Brief: Select from the records below every line that has the word "September" in it.

Dataset content:
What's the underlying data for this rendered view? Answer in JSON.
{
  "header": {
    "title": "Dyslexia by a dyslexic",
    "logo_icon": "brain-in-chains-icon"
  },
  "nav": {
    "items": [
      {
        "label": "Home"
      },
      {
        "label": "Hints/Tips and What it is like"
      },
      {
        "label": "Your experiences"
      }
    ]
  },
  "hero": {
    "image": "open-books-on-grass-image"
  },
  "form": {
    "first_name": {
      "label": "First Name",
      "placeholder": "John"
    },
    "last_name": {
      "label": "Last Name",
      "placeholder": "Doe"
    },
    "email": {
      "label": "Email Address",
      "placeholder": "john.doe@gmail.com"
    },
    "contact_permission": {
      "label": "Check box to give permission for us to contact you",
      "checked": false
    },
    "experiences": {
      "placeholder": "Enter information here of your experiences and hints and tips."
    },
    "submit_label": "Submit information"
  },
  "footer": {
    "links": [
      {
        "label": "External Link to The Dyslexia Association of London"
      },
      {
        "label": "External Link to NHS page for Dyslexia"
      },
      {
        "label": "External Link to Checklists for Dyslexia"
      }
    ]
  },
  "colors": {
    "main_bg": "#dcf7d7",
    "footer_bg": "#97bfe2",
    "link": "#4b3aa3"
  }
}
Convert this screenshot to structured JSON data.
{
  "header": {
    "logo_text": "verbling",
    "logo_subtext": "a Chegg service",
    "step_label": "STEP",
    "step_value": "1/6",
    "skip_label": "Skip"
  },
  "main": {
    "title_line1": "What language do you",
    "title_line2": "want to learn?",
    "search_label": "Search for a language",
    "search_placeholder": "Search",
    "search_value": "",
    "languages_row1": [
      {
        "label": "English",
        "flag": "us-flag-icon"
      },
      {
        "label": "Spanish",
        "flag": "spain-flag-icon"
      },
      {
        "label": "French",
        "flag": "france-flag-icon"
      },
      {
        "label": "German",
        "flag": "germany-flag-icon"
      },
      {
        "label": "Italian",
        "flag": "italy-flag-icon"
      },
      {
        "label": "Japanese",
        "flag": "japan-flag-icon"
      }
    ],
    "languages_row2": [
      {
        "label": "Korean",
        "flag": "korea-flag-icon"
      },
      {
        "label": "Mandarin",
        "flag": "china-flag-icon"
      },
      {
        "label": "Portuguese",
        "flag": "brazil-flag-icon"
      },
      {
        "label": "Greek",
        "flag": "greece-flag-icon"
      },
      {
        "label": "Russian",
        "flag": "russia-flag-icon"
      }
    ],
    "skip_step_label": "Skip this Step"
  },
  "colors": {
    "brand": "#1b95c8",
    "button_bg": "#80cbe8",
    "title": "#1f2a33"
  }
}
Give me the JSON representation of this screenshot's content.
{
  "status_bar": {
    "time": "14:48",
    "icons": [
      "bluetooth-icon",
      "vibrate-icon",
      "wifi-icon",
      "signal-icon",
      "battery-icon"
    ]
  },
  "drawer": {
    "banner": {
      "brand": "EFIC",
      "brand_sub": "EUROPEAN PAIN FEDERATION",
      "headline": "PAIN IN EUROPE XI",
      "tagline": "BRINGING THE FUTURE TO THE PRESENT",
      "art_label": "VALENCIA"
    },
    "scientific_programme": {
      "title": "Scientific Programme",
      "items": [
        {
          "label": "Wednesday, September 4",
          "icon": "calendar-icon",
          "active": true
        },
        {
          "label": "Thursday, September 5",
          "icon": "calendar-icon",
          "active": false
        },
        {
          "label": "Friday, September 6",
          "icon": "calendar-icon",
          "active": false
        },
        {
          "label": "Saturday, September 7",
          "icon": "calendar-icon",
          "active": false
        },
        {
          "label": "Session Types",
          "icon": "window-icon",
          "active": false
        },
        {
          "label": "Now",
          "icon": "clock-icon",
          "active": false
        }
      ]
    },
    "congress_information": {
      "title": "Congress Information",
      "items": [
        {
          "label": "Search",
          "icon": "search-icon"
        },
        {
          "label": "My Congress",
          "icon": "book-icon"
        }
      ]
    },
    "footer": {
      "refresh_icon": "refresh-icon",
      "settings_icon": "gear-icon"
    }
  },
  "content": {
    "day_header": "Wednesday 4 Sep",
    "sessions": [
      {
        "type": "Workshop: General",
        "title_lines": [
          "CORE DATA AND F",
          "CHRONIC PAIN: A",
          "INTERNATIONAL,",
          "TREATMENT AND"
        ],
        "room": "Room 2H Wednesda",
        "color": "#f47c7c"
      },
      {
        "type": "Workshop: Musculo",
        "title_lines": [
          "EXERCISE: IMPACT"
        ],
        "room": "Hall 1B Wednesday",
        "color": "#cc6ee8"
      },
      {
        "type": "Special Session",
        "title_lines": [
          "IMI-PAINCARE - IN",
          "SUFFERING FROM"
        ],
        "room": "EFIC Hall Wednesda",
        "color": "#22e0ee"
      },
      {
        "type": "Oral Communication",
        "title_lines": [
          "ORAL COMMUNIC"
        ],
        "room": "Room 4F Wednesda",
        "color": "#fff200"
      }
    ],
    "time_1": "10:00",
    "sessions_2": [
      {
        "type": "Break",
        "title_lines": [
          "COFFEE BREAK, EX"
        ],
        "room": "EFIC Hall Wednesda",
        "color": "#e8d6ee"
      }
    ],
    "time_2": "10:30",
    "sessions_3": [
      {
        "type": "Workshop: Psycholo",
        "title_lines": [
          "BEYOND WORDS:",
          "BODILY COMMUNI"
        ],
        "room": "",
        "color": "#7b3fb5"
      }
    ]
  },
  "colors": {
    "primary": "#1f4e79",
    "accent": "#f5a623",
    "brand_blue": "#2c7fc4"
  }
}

Finished exercise:
          "label": "Wednesday, September 4",
          "label": "Thursday, September 5",
          "label": "Friday, September 6",
          "label": "Saturday, September 7",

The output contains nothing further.